Write out the listing again, exactly as it appears below.

-------------------------

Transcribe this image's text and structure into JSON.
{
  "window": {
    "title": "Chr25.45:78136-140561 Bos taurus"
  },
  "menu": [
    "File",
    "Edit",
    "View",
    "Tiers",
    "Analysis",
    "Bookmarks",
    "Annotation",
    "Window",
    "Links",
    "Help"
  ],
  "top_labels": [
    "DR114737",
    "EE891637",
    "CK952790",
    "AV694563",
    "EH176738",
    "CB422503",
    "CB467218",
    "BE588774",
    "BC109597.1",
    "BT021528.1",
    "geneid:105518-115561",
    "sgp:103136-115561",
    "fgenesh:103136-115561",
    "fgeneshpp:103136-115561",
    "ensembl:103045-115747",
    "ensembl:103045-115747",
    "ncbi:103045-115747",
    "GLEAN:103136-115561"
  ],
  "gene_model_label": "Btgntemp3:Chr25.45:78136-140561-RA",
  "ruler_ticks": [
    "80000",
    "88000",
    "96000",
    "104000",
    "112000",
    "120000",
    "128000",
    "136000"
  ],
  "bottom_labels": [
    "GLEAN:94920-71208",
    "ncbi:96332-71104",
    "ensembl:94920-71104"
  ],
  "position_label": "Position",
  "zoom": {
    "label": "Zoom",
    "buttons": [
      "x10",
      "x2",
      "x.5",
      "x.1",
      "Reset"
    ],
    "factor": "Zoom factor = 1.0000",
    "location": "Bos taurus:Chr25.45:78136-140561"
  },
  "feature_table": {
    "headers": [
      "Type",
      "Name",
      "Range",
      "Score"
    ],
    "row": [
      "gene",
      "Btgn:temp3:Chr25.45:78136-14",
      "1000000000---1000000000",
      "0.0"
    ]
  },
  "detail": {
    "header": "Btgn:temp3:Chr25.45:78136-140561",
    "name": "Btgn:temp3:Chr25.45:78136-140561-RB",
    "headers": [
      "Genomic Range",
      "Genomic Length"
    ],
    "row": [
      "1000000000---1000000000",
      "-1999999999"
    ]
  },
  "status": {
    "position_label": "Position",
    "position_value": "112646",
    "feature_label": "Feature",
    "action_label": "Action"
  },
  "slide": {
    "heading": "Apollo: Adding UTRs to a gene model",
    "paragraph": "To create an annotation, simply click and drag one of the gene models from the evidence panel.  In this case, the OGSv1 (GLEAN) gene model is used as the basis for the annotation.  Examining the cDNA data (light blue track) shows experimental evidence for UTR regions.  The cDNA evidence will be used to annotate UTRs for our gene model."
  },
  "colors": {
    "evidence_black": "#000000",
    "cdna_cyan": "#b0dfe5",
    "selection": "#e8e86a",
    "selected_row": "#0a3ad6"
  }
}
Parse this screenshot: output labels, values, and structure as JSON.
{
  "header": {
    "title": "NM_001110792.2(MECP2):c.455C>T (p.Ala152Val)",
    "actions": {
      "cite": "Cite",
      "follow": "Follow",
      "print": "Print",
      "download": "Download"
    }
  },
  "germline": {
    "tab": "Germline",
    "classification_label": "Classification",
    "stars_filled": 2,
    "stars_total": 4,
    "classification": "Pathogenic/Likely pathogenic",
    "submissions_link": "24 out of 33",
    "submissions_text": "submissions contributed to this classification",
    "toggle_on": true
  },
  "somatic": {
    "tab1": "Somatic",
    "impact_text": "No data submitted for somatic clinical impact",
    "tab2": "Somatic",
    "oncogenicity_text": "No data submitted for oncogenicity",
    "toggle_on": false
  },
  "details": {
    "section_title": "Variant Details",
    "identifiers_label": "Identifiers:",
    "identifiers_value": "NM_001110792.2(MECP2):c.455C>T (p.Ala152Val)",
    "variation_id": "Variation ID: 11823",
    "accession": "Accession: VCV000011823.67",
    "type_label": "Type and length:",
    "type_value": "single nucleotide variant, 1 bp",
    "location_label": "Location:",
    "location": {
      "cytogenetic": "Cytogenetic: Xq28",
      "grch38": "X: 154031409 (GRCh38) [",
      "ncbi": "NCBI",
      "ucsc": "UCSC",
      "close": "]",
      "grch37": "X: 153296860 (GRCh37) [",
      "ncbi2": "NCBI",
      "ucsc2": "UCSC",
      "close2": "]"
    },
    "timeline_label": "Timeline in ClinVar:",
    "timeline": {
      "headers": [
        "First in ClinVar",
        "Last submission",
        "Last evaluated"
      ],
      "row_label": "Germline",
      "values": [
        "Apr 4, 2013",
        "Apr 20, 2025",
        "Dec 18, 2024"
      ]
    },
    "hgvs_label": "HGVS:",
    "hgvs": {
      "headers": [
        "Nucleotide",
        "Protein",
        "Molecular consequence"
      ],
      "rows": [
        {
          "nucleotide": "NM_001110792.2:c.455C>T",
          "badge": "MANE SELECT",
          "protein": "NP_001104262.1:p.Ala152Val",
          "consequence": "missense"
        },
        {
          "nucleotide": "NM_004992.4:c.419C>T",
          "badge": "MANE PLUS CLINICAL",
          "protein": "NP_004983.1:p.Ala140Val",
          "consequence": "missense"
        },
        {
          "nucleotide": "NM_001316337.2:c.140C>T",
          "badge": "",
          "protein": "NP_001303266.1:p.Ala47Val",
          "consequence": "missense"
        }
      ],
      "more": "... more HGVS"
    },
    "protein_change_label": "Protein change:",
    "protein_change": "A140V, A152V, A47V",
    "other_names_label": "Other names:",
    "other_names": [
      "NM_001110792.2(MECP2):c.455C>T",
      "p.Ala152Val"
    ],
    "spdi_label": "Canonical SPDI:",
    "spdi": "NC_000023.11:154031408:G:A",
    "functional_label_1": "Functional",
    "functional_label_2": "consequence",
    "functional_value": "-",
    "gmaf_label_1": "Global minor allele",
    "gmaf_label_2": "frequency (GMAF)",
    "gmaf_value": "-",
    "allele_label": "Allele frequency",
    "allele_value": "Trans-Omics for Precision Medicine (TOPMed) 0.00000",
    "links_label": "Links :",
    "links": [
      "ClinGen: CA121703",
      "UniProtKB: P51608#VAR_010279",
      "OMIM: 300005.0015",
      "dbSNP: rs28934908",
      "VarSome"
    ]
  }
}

-------------------------

**The answer:**
Transcribe this image's text and structure into JSON.
{
  "window": {
    "title": "Chr25.45:78136-140561 Bos taurus"
  },
  "menu": [
    "File",
    "Edit",
    "View",
    "Tiers",
    "Analysis",
    "Bookmarks",
    "Annotation",
    "Window",
    "Links",
    "Help"
  ],
  "top_labels": [
    "DR114737",
    "EE891637",
    "CK952790",
    "AV694563",
    "EH176738",
    "CB422503",
    "CB467218",
    "BE588774",
    "BC109597.1",
    "BT021528.1",
    "geneid:105518-115561",
    "sgp:103136-115561",
    "fgenesh:103136-115561",
    "fgeneshpp:103136-115561",
    "ensembl:103045-115747",
    "ensembl:103045-115747",
    "ncbi:103045-115747",
    "GLEAN:103136-115561"
  ],
  "gene_model_label": "Btgntemp3:Chr25.45:78136-140561-RA",
  "ruler_ticks": [
    "80000",
    "88000",
    "96000",
    "104000",
    "112000",
    "120000",
    "128000",
    "136000"
  ],
  "bottom_labels": [
    "GLEAN:94920-71208",
    "ncbi:96332-71104",
    "ensembl:94920-71104"
  ],
  "position_label": "Position",
  "zoom": {
    "label": "Zoom",
    "buttons": [
      "x10",
      "x2",
      "x.5",
      "x.1",
      "Reset"
    ],
    "factor": "Zoom factor = 1.0000",
    "location": "Bos taurus:Chr25.45:78136-140561"
  },
  "feature_table": {
    "headers": [
      "Type",
      "Name",
      "Range",
      "Score"
    ],
    "row": [
      "gene",
      "Btgn:temp3:Chr25.45:78136-14",
      "1000000000---1000000000",
      "0.0"
    ]
  },
  "detail": {
    "header": "Btgn:temp3:Chr25.45:78136-140561",
    "name": "Btgn:temp3:Chr25.45:78136-140561-RB",
    "headers": [
      "Genomic Range",
      "Genomic Length"
    ],
    "row": [
      "1000000000---1000000000",
      "-1999999999"
    ]
  },
  "status": {
    "position_label": "Position",
    "position_value": "112646",
    "feature_label": "Feature",
    "action_label": "Action"
  },
  "slide": {
    "heading": "Apollo: Adding UTRs to a gene model",
    "paragraph": "To create an annotation, simply click and drag one of the gene models from the evidence panel.  In this case, the OGSv1 (GLEAN) gene model is used as the basis for the annotation.  Examining the cDNA data (light blue track) shows experimental evidence for UTR regions.  The cDNA evidence will be used to annotate UTRs for our gene model."
  },
  "colors": {
    "evidence_black": "#000000",
    "cdna_cyan": "#b0dfe5",
    "selection": "#e8e86a",
    "selected_row": "#0a3ad6"
  }
}
Parse this screenshot: output labels, values, and structure as JSON.
{
  "header": {
    "title": "NM_001110792.2(MECP2):c.455C>T (p.Ala152Val)",
    "actions": {
      "cite": "Cite",
      "follow": "Follow",
      "print": "Print",
      "download": "Download"
    }
  },
  "germline": {
    "tab": "Germline",
    "classification_label": "Classification",
    "stars_filled": 2,
    "stars_total": 4,
    "classification": "Pathogenic/Likely pathogenic",
    "submissions_link": "24 out of 33",
    "submissions_text": "submissions contributed to this classification",
    "toggle_on": true
  },
  "somatic": {
    "tab1": "Somatic",
    "impact_text": "No data submitted for somatic clinical impact",
    "tab2": "Somatic",
    "oncogenicity_text": "No data submitted for oncogenicity",
    "toggle_on": false
  },
  "details": {
    "section_title": "Variant Details",
    "identifiers_label": "Identifiers:",
    "identifiers_value": "NM_001110792.2(MECP2):c.455C>T (p.Ala152Val)",
    "variation_id": "Variation ID: 11823",
    "accession": "Accession: VCV000011823.67",
    "type_label": "Type and length:",
    "type_value": "single nucleotide variant, 1 bp",
    "location_label": "Location:",
    "location": {
      "cytogenetic": "Cytogenetic: Xq28",
      "grch38": "X: 154031409 (GRCh38) [",
      "ncbi": "NCBI",
      "ucsc": "UCSC",
      "close": "]",
      "grch37": "X: 153296860 (GRCh37) [",
      "ncbi2": "NCBI",
      "ucsc2": "UCSC",
      "close2": "]"
    },
    "timeline_label": "Timeline in ClinVar:",
    "timeline": {
      "headers": [
        "First in ClinVar",
        "Last submission",
        "Last evaluated"
      ],
      "row_label": "Germline",
      "values": [
        "Apr 4, 2013",
        "Apr 20, 2025",
        "Dec 18, 2024"
      ]
    },
    "hgvs_label": "HGVS:",
    "hgvs": {
      "headers": [
        "Nucleotide",
        "Protein",
        "Molecular consequence"
      ],
      "rows": [
        {
          "nucleotide": "NM_001110792.2:c.455C>T",
          "badge": "MANE SELECT",
          "protein": "NP_001104262.1:p.Ala152Val",
          "consequence": "missense"
        },
        {
          "nucleotide": "NM_004992.4:c.419C>T",
          "badge": "MANE PLUS CLINICAL",
          "protein": "NP_004983.1:p.Ala140Val",
          "consequence": "missense"
        },
        {
          "nucleotide": "NM_001316337.2:c.140C>T",
          "badge": "",
          "protein": "NP_001303266.1:p.Ala47Val",
          "consequence": "missense"
        }
      ],
      "more": "... more HGVS"
    },
    "protein_change_label": "Protein change:",
    "protein_change": "A140V, A152V, A47V",
    "other_names_label": "Other names:",
    "other_names": [
      "NM_001110792.2(MECP2):c.455C>T",
      "p.Ala152Val"
    ],
    "spdi_label": "Canonical SPDI:",
    "spdi": "NC_000023.11:154031408:G:A",
    "functional_label_1": "Functional",
    "functional_label_2": "consequence",
    "functional_value": "-",
    "gmaf_label_1": "Global minor allele",
    "gmaf_label_2": "frequency (GMAF)",
    "gmaf_value": "-",
    "allele_label": "Allele frequency",
    "allele_value": "Trans-Omics for Precision Medicine (TOPMed) 0.00000",
    "links_label": "Links :",
    "links": [
      "ClinGen: CA121703",
      "UniProtKB: P51608#VAR_010279",
      "OMIM: 300005.0015",
      "dbSNP: rs28934908",
      "VarSome"
    ]
  }
}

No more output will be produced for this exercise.